+++ Data for processing +++
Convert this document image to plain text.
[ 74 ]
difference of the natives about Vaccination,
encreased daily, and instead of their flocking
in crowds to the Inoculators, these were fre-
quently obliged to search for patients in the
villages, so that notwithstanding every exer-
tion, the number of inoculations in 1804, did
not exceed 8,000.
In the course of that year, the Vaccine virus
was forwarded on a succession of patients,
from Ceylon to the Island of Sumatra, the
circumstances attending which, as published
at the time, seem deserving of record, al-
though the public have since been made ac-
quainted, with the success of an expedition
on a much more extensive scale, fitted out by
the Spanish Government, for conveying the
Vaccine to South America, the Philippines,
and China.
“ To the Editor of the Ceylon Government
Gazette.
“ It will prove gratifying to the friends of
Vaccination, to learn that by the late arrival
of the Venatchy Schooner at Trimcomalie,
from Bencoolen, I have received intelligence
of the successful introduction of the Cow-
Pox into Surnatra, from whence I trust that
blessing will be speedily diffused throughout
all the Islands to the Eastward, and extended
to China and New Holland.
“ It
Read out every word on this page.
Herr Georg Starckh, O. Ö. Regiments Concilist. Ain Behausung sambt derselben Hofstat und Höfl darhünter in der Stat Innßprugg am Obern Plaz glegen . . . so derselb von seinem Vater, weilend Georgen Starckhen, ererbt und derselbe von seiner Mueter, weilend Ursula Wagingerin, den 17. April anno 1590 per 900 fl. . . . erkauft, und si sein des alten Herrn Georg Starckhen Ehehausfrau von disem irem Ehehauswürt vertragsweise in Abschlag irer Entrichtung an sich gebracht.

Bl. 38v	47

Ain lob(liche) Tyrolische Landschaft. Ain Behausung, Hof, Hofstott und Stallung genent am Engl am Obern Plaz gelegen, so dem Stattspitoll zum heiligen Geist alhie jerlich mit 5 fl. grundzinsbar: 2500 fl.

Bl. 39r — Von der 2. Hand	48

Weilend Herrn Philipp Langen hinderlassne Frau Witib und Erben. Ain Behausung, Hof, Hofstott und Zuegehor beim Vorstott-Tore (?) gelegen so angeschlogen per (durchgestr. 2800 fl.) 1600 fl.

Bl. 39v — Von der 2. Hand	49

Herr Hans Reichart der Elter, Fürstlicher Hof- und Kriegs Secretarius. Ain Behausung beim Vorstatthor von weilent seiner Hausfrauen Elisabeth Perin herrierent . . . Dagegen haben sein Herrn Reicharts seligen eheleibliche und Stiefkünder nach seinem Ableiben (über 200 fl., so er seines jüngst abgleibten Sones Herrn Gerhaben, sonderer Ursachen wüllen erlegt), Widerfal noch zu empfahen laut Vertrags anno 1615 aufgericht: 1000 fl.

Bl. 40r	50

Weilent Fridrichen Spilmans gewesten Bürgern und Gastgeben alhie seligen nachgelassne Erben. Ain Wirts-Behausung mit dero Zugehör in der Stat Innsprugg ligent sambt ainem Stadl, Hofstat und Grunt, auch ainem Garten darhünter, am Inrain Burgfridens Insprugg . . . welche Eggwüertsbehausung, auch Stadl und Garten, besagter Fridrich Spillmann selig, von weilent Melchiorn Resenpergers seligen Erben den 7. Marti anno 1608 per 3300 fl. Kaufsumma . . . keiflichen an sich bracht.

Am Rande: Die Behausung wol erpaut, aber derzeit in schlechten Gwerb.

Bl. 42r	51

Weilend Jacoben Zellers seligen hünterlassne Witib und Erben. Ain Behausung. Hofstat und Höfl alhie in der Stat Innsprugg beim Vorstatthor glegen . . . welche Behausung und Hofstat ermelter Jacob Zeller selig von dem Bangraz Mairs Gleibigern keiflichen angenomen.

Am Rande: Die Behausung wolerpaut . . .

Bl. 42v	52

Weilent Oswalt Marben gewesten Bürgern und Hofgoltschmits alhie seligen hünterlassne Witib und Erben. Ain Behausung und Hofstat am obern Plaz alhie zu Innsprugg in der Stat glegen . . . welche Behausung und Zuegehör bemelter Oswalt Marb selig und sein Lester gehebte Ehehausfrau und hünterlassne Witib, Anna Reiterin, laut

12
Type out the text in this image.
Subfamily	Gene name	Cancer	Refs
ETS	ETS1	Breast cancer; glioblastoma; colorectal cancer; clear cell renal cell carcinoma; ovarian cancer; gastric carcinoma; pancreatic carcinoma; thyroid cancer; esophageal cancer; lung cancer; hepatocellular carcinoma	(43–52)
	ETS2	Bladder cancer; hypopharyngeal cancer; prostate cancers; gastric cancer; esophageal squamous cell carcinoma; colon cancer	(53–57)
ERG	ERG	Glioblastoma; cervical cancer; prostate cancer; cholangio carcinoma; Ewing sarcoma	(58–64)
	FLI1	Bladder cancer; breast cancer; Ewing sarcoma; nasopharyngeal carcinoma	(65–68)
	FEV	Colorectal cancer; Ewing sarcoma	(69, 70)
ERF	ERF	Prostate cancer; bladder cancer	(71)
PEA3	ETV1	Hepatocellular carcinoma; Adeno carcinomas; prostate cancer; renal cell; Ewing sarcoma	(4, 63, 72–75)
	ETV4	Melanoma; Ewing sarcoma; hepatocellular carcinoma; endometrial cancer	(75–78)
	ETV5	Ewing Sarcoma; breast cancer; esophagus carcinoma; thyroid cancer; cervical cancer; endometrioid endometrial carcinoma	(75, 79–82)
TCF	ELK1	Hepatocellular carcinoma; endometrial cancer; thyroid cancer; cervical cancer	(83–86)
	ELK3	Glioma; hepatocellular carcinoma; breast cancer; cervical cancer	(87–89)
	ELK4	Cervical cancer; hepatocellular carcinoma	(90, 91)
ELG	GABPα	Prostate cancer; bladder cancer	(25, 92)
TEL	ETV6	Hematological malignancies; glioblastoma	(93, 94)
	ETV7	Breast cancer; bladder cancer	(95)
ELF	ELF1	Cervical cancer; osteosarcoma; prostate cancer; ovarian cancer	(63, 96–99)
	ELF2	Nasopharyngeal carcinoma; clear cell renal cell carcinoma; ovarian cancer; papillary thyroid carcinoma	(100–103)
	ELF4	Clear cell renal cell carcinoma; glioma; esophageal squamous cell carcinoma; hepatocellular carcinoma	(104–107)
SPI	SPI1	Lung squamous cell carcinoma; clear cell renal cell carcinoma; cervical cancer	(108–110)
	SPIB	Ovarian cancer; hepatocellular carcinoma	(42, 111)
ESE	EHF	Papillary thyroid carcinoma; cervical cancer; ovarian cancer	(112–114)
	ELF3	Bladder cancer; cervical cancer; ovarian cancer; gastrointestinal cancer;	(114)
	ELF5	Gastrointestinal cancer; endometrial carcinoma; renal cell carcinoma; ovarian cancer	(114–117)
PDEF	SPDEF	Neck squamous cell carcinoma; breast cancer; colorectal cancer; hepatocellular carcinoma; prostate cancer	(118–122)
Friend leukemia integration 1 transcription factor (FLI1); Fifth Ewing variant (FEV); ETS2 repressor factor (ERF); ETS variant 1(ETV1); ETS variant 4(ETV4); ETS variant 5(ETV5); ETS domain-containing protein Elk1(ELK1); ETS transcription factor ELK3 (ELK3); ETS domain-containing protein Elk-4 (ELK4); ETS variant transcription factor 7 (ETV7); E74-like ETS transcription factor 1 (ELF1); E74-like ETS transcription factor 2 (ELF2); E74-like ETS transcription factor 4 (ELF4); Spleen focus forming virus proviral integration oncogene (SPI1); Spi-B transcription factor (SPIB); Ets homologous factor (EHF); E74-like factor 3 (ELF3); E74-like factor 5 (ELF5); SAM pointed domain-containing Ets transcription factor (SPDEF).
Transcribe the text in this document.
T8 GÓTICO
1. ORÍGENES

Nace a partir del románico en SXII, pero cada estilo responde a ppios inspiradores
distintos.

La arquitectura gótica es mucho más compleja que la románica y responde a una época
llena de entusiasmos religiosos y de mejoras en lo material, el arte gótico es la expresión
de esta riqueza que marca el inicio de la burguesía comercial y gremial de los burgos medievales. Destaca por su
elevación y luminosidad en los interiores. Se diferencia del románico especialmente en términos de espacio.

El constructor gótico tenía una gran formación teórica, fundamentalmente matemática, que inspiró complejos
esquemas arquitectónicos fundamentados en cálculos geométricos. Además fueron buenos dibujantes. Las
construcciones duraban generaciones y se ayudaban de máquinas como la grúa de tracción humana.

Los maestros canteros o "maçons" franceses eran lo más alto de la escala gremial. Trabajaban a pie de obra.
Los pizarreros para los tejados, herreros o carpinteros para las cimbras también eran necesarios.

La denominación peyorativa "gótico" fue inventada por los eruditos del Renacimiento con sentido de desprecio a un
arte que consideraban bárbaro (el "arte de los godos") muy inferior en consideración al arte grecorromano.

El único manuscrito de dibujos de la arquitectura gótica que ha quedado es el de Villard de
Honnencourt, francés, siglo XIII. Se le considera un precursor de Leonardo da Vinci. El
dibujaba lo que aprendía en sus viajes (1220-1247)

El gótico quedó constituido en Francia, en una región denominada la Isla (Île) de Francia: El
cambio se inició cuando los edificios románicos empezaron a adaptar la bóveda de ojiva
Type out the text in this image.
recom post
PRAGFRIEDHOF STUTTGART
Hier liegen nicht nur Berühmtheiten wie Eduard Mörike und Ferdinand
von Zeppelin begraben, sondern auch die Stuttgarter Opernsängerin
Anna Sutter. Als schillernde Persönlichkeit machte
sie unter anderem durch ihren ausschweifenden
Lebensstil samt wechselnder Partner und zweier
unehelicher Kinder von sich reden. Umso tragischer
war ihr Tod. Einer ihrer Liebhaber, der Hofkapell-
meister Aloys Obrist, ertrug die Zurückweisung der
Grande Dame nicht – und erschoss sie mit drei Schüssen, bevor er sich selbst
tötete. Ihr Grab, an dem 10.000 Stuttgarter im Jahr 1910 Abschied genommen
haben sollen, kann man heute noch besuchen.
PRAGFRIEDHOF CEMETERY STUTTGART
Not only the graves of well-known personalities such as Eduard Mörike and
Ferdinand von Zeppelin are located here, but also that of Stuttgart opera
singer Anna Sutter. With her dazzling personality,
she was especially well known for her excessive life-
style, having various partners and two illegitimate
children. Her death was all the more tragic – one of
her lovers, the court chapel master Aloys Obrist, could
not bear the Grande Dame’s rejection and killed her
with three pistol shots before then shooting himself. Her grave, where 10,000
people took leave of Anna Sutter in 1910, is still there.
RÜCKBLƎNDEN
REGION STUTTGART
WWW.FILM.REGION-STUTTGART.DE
+++
■ **Work request**
When "SPIB" shows up in a line of the material, report that line.

■ **Finished exercise**
	SPIB	Ovarian cancer; hepatocellular carcinoma	(42, 111)
Friend leukemia integration 1 transcription factor (FLI1); Fifth Ewing variant (FEV); ETS2 repressor factor (ERF); ETS variant 1(ETV1); ETS variant 4(ETV4); ETS variant 5(ETV5); ETS domain-containing protein Elk1(ELK1); ETS transcription factor ELK3 (ELK3); ETS domain-containing protein Elk-4 (ELK4); ETS variant transcription factor 7 (ETV7); E74-like ETS transcription factor 1 (ELF1); E74-like ETS transcription factor 2 (ELF2); E74-like ETS transcription factor 4 (ELF4); Spleen focus forming virus proviral integration oncogene (SPI1); Spi-B transcription factor (SPIB); Ets homologous factor (EHF); E74-like factor 3 (ELF3); E74-like factor 5 (ELF5); SAM pointed domain-containing Ets transcription factor (SPDEF).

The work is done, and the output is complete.